▶ **TEXT PASSAGE**:
———

The Anatomy of the Corporate State (The Greening of America 35 Years Later)

alice wellintown alicewellintown at gmail.com
Tue Jul 9 08:07:29 CDT 2013


Was blowin in the wind when P was writing about technology, science, Them,
the Corporate State.

Does read, today, as the Skinner analysis explains, like a naive and
idealistic screed that sees in the young hope springing eternal, but, isn't
this what we read in P, even in his later prose?

The passage from GR can be, as the various readings but the P-industry
prove, read or mis-read as either confirming the critiques of the insidious
alliance of science/technic circa 1970 or as ridiculing such critiques.



On Tuesday, July 9, 2013, Mark Kohut wrote:

> I did not read this book when I was young....by hearsay thinking it
> superficial...
> but I have read it within the last few years.....and it is good....as
> said.....
>
>   *From:* alice wellintown <alicewellintown at gmail.com <javascript:_e({},
> 'cvml', 'alicewellintown at gmail.com');>>
> *To:* pynchon -l <pynchon-l at waste.org <javascript:_e({}, 'cvml',
> 'pynchon-l at waste.org');>>
> *Sent:* Tuesday, July 9, 2013 6:34 AM
> *Subject:* The Anatomy of the Corporate State (The Greening of America 35
> Years Later)

———

▶ **ITEMS**:

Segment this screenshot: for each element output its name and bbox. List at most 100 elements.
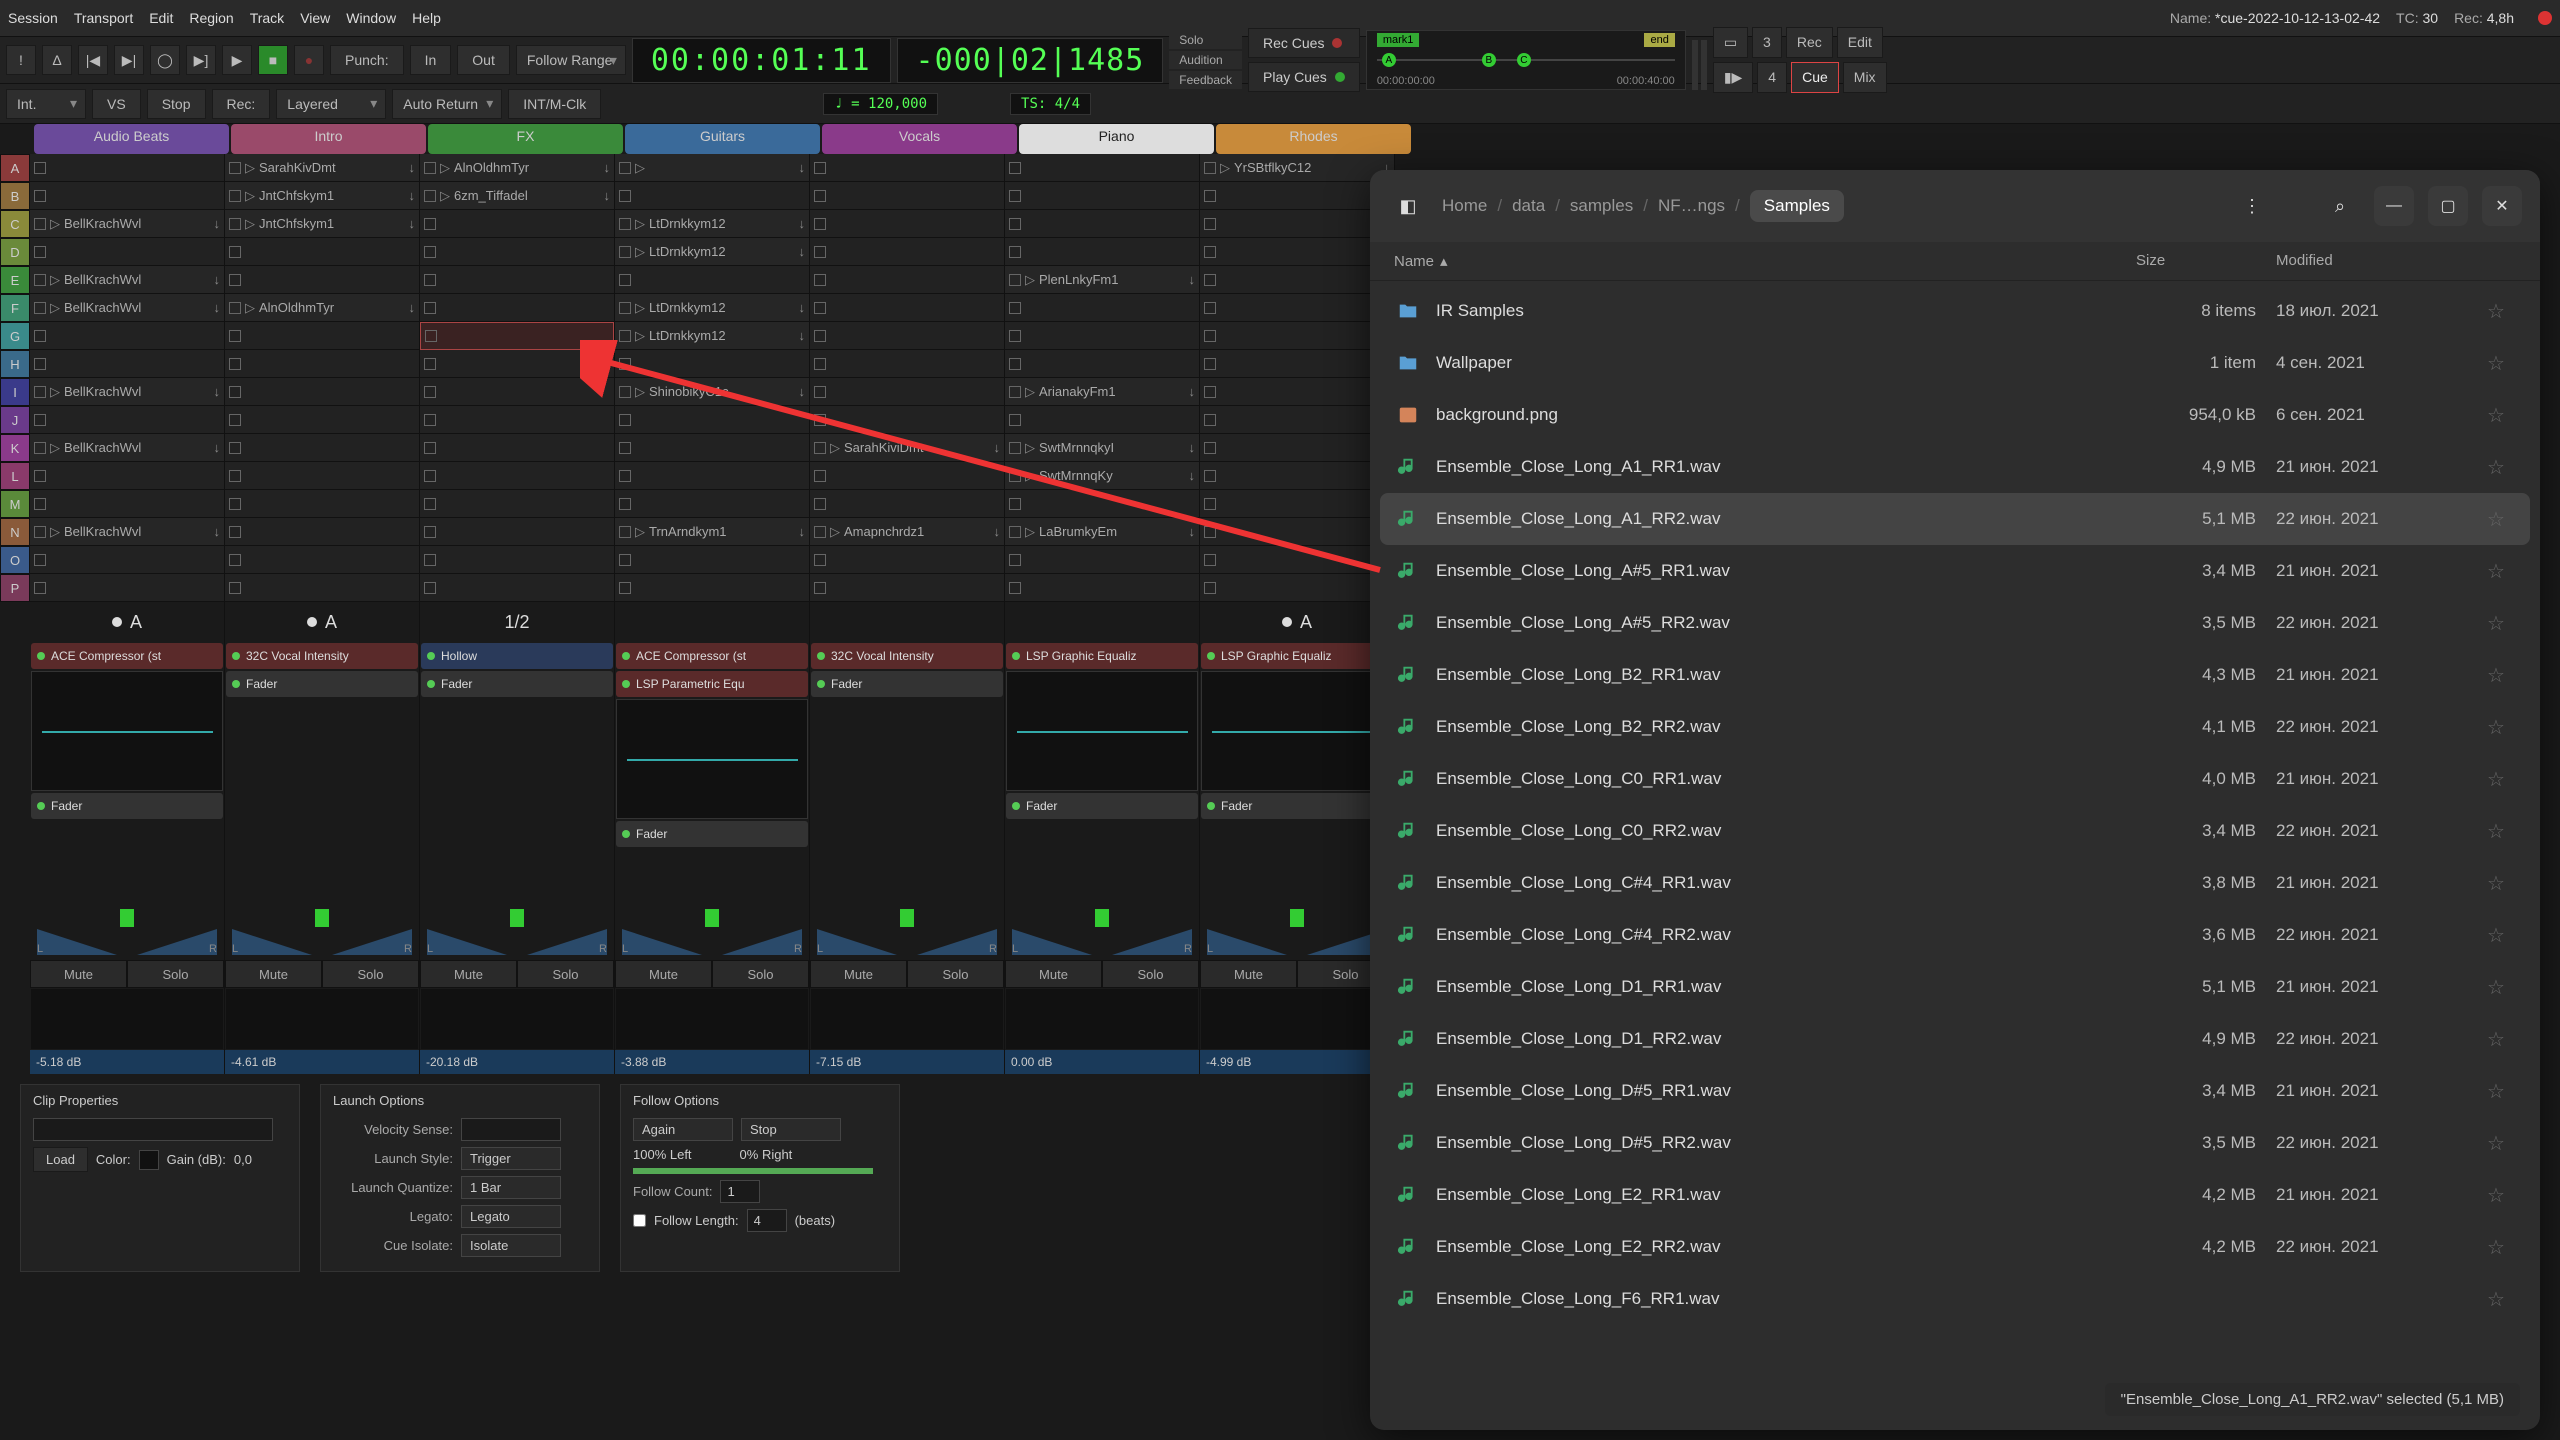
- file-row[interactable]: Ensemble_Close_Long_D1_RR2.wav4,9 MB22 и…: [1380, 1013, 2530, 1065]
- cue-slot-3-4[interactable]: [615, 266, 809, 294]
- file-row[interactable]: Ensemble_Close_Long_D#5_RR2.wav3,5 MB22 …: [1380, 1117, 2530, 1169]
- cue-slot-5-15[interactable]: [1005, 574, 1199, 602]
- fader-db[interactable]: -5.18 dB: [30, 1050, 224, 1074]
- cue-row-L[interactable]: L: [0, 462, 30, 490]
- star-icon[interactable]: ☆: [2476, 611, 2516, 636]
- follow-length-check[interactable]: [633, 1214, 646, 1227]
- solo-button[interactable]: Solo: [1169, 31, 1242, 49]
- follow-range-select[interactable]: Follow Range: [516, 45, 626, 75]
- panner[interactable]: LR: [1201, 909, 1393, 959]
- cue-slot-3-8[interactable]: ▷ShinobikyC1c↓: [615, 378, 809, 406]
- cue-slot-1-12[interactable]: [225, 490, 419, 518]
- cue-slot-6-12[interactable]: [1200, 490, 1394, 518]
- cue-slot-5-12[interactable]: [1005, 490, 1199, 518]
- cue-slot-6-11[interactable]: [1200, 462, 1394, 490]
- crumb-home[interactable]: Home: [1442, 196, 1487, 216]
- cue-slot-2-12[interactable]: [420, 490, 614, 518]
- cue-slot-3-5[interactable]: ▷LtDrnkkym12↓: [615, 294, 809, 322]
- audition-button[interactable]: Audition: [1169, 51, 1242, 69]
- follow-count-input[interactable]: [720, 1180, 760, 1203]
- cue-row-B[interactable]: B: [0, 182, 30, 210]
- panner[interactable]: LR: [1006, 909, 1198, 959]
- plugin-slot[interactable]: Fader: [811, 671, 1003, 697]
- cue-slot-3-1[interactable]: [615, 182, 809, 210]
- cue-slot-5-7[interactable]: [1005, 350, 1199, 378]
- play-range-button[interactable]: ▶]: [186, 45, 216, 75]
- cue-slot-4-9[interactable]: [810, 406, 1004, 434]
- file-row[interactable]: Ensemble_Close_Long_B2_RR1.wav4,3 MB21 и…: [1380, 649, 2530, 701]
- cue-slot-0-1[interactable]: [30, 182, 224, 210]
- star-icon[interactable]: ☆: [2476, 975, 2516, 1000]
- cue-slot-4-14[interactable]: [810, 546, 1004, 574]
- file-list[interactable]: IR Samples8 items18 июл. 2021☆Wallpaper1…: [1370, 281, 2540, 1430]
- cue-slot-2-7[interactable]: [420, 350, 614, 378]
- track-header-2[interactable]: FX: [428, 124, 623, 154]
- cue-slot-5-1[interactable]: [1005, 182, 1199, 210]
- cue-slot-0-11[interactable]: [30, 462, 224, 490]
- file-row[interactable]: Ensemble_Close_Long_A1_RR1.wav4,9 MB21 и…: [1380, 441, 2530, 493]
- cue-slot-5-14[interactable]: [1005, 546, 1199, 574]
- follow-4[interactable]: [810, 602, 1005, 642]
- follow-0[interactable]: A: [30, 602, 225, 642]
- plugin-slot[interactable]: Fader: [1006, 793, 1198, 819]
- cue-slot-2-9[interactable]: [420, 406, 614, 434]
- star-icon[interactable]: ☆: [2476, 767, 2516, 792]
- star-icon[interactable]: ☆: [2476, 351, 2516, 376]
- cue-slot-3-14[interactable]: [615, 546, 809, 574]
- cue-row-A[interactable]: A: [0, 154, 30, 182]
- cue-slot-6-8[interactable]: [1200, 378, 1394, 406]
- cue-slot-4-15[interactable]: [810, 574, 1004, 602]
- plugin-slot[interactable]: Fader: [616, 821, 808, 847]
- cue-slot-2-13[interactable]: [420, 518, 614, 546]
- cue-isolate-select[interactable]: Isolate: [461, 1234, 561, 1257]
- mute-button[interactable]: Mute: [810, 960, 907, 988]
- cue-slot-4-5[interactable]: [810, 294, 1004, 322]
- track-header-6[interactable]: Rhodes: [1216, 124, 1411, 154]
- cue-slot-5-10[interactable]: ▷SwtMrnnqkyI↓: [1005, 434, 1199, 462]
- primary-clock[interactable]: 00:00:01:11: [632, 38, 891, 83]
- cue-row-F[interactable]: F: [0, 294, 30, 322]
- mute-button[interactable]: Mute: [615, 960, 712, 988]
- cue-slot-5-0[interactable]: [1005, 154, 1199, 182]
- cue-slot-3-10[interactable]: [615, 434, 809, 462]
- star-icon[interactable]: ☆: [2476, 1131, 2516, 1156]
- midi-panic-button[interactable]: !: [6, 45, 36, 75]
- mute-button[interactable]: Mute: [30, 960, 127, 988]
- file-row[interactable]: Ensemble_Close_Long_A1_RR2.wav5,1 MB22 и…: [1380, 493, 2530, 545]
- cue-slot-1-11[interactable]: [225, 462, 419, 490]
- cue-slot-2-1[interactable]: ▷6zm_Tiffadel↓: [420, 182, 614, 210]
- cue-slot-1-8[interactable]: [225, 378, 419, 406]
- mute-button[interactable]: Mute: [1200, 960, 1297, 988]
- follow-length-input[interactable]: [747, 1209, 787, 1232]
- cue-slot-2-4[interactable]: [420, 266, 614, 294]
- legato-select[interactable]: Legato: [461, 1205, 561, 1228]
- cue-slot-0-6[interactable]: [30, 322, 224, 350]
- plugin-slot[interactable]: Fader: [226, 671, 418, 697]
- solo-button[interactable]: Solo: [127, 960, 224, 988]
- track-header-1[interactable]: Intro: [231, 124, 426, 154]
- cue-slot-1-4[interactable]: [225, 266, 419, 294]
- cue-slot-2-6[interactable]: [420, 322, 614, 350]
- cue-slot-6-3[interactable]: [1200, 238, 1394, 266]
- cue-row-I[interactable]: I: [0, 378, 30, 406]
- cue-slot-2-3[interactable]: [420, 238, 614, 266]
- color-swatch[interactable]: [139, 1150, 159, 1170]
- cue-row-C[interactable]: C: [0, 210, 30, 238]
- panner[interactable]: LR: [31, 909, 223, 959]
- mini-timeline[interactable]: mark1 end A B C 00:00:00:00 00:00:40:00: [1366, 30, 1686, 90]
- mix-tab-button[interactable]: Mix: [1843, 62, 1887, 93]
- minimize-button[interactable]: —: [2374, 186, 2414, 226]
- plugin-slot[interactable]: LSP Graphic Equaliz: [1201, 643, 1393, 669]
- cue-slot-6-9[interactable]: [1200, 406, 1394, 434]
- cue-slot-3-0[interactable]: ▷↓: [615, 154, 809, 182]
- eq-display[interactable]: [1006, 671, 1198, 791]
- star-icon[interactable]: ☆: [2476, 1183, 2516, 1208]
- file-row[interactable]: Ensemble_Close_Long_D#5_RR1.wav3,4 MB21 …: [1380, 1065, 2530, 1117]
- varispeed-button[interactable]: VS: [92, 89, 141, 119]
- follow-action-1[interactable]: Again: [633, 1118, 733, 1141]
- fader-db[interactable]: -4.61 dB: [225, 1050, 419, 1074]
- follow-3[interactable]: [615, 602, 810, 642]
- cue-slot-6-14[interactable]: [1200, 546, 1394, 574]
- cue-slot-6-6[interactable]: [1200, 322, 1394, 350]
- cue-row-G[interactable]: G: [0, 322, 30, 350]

———

▶ **AIM**: Reproduce the passage of the post on the corporate state between "alice wellintown alicewellintown" and "his later prose?", inclusive. The records were drawn from a separate source.

▶ **RESPONSE BELOW**:
alice wellintown alicewellintown at gmail.com
Tue Jul 9 08:07:29 CDT 2013


Was blowin in the wind when P was writing about technology, science, Them,
the Corporate State.

Does read, today, as the Skinner analysis explains, like a naive and
idealistic screed that sees in the young hope springing eternal, but, isn't
this what we read in P, even in his later prose?